* Problem to solve *
Copy out the stretch of rows from the start through the line containing "select-button[interactable]: 选择 [12, 433, 30, 446]", both ends included, reproducing each line without any change.
==========
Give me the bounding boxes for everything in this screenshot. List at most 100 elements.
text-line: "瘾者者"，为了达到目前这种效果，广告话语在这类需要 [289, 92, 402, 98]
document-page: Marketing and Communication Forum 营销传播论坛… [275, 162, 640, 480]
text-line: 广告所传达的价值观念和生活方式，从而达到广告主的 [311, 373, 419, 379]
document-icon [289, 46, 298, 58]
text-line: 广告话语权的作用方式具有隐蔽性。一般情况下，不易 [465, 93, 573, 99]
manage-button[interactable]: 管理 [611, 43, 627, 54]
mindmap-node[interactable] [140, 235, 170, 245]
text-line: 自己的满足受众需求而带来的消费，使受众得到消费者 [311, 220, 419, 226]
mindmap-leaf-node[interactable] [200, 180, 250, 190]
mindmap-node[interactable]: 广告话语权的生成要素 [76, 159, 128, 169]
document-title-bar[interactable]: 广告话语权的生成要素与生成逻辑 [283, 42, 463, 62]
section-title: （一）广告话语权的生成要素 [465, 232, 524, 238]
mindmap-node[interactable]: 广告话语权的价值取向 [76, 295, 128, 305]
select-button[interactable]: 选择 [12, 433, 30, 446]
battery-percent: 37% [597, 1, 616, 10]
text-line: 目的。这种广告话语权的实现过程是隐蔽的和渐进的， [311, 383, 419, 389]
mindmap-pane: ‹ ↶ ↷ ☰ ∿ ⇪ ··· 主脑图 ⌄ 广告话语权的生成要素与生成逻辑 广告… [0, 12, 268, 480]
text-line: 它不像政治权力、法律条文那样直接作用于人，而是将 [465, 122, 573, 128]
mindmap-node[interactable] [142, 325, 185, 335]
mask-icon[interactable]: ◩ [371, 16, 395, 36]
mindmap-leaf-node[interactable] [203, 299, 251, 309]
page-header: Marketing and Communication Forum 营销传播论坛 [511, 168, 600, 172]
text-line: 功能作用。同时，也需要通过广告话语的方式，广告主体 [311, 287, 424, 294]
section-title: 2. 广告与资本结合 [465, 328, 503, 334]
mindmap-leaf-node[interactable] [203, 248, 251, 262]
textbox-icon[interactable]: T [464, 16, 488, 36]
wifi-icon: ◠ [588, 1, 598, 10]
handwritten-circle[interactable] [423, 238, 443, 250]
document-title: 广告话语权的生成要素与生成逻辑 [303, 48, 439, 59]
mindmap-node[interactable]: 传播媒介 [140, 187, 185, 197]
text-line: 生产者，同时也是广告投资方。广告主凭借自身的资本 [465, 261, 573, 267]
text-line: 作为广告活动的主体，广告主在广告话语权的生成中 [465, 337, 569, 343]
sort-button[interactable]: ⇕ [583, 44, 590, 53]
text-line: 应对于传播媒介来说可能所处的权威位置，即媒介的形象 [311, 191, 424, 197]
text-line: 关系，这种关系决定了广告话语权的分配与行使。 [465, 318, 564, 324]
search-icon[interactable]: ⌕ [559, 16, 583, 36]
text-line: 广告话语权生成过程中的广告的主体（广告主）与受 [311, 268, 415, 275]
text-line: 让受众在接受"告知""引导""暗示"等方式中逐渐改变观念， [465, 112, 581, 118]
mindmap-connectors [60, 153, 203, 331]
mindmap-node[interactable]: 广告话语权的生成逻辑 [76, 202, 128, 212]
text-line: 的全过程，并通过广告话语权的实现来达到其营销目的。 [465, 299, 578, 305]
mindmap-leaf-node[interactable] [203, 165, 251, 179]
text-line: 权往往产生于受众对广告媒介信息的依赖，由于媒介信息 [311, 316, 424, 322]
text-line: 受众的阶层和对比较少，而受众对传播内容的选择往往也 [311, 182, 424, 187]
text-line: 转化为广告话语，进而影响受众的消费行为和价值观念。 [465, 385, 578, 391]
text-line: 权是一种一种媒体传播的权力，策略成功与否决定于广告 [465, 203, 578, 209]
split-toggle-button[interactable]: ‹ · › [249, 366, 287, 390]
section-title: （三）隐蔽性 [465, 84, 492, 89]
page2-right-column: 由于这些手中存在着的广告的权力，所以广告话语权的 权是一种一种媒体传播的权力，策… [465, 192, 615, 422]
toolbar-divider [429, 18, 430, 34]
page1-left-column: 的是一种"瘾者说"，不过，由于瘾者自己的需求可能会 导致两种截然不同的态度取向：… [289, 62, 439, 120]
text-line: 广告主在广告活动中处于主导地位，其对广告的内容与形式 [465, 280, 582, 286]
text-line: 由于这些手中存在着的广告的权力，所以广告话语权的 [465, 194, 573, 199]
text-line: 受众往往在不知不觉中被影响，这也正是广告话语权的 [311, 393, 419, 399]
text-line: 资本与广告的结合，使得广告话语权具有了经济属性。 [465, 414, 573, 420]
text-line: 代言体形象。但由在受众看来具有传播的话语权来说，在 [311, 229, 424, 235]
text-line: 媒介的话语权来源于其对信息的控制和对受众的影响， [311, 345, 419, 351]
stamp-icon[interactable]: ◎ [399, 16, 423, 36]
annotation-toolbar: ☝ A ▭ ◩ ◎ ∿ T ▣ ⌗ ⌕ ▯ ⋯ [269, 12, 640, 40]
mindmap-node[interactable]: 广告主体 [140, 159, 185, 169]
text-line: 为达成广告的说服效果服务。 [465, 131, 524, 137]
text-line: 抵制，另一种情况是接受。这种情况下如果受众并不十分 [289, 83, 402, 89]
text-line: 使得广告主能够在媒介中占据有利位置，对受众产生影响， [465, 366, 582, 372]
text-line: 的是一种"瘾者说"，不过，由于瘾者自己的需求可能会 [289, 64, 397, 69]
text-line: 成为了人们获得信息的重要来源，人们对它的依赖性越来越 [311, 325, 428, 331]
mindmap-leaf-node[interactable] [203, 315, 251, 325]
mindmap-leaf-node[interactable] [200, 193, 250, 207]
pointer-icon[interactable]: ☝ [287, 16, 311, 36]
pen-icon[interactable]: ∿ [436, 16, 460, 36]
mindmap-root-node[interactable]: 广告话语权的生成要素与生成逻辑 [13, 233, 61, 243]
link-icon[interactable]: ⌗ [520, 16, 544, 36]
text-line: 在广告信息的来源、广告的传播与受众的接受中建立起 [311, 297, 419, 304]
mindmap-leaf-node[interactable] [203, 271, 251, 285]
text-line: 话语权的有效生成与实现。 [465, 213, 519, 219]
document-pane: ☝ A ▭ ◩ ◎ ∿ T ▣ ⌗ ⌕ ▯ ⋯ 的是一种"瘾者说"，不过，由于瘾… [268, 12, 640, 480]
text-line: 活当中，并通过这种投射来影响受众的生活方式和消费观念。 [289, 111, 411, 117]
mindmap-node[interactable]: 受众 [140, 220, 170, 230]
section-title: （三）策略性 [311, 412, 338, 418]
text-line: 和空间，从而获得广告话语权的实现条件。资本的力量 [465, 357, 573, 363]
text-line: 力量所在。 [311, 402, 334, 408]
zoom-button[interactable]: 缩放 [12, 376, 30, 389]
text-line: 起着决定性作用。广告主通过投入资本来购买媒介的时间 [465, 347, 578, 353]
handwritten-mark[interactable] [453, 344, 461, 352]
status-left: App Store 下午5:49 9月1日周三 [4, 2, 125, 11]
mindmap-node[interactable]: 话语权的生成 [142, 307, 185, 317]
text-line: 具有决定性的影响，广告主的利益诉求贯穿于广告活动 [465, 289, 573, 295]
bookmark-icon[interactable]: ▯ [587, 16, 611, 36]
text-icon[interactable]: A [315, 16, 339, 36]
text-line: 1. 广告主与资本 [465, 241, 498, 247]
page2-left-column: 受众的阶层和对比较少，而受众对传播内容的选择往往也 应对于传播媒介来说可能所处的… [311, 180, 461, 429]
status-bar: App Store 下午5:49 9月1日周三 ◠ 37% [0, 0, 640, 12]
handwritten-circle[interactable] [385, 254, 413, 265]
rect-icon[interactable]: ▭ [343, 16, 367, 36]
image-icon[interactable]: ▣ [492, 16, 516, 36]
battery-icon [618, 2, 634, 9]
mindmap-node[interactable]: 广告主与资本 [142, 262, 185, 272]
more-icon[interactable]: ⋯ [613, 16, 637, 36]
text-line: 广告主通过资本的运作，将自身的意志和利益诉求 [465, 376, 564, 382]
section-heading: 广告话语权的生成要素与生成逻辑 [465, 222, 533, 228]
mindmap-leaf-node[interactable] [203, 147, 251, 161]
==========
* The answer *
Give me the bounding boxes for everything in this screenshot. List at most 100 elements.
text-line: "瘾者者"，为了达到目前这种效果，广告话语在这类需要 [289, 92, 402, 98]
document-page: Marketing and Communication Forum 营销传播论坛… [275, 162, 640, 480]
text-line: 广告所传达的价值观念和生活方式，从而达到广告主的 [311, 373, 419, 379]
document-icon [289, 46, 298, 58]
text-line: 广告话语权的作用方式具有隐蔽性。一般情况下，不易 [465, 93, 573, 99]
manage-button[interactable]: 管理 [611, 43, 627, 54]
mindmap-node[interactable] [140, 235, 170, 245]
text-line: 自己的满足受众需求而带来的消费，使受众得到消费者 [311, 220, 419, 226]
mindmap-leaf-node[interactable] [200, 180, 250, 190]
mindmap-node[interactable]: 广告话语权的生成要素 [76, 159, 128, 169]
document-title-bar[interactable]: 广告话语权的生成要素与生成逻辑 [283, 42, 463, 62]
section-title: （一）广告话语权的生成要素 [465, 232, 524, 238]
mindmap-node[interactable]: 广告话语权的价值取向 [76, 295, 128, 305]
select-button[interactable]: 选择 [12, 433, 30, 446]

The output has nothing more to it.